### Given records
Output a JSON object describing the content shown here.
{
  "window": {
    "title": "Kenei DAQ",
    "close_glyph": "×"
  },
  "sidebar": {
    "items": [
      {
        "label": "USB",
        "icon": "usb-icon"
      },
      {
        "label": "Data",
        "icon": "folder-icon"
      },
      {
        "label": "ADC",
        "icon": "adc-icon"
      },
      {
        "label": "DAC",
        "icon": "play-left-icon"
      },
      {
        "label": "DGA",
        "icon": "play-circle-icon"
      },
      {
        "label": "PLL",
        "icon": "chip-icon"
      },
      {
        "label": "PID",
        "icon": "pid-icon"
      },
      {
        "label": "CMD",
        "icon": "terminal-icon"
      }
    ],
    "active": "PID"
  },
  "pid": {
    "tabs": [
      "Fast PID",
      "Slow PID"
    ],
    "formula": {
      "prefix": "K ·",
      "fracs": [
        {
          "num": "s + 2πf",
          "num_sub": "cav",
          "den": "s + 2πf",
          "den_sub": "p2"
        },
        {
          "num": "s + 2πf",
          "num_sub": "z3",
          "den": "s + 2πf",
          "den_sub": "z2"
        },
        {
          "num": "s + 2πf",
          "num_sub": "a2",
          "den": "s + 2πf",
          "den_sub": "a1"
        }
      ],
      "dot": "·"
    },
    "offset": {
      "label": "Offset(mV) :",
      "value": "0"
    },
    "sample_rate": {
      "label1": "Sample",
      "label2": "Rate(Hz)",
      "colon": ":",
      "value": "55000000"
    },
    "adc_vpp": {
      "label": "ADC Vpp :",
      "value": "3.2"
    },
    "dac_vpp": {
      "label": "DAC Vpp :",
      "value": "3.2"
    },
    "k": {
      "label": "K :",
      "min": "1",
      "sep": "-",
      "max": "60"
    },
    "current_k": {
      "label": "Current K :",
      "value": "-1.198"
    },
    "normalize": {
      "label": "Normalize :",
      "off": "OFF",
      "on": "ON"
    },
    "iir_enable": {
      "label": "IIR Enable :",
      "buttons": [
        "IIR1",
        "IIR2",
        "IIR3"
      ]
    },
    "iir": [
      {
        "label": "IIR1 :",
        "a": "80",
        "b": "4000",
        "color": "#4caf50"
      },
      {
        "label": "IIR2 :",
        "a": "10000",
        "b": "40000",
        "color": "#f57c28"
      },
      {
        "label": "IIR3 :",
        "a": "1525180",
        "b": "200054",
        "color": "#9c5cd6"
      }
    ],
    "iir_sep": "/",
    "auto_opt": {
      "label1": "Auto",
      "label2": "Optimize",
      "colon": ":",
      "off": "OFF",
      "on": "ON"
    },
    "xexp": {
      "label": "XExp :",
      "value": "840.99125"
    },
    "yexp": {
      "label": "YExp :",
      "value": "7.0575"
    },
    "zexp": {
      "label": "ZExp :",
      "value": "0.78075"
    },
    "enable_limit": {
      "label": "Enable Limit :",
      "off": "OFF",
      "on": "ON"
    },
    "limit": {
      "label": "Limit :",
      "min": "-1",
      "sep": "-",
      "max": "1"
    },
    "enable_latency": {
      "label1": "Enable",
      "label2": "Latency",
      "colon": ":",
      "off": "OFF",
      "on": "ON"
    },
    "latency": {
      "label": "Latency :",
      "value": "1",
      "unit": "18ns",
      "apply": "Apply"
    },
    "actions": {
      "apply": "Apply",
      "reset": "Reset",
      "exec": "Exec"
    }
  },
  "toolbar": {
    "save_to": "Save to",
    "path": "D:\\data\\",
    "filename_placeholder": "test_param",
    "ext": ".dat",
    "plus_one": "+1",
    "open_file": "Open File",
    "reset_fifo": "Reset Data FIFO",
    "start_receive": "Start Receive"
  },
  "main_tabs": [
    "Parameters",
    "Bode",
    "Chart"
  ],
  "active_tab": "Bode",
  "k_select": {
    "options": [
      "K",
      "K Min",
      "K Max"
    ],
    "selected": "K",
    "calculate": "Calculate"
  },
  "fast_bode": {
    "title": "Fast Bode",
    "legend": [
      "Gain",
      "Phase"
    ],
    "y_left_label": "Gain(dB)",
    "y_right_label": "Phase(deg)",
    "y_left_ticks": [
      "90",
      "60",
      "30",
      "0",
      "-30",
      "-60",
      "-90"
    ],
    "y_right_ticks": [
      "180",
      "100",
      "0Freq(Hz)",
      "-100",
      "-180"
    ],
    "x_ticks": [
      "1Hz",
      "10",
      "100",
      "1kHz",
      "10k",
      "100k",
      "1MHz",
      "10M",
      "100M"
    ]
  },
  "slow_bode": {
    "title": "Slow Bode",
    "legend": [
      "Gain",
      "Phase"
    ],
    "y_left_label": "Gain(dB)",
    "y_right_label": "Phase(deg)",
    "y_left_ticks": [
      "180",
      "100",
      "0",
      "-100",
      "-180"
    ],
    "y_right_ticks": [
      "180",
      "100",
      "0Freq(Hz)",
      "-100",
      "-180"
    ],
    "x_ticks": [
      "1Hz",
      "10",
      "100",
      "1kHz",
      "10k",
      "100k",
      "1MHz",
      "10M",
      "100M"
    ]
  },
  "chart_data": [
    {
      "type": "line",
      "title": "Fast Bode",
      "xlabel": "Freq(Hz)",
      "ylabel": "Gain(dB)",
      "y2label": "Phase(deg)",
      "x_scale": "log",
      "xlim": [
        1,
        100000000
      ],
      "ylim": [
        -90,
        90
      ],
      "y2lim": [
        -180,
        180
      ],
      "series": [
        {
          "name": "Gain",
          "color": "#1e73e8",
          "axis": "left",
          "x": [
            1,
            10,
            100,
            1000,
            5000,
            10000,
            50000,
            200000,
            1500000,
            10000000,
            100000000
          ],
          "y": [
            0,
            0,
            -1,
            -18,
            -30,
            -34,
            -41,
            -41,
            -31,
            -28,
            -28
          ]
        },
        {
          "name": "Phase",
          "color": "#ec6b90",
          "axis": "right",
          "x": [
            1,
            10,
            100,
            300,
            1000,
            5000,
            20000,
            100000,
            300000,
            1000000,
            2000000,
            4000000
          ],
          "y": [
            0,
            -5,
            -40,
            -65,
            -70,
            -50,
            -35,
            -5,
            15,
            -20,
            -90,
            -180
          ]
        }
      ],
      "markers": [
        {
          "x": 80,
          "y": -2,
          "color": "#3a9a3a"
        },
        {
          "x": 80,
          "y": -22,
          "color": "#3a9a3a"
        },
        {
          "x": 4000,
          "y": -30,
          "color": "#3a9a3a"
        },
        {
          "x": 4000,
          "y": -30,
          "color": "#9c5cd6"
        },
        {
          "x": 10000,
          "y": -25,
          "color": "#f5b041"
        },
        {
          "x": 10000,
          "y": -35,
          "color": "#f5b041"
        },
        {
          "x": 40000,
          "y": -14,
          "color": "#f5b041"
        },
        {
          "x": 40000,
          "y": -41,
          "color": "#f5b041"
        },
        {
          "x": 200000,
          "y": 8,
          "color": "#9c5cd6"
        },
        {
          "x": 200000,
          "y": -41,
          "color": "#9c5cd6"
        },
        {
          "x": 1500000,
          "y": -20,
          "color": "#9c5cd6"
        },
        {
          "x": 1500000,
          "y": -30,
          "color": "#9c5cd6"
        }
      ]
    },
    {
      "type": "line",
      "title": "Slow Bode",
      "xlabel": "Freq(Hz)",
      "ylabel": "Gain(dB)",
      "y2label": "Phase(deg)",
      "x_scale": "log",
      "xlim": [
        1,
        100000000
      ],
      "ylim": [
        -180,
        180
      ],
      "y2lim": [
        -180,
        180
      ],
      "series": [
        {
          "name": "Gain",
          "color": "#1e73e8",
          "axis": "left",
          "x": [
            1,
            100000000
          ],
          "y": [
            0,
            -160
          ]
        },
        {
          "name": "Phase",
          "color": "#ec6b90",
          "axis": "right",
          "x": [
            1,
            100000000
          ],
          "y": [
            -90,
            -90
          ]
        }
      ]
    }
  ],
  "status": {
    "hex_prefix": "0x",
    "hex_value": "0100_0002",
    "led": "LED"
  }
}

### Task brief
Go through the data above and find the lines with the word "icon". Copy each of those lines.

### Answer
        "icon": "usb-icon"
        "icon": "folder-icon"
        "icon": "adc-icon"
        "icon": "play-left-icon"
        "icon": "play-circle-icon"
        "icon": "chip-icon"
        "icon": "pid-icon"
        "icon": "terminal-icon"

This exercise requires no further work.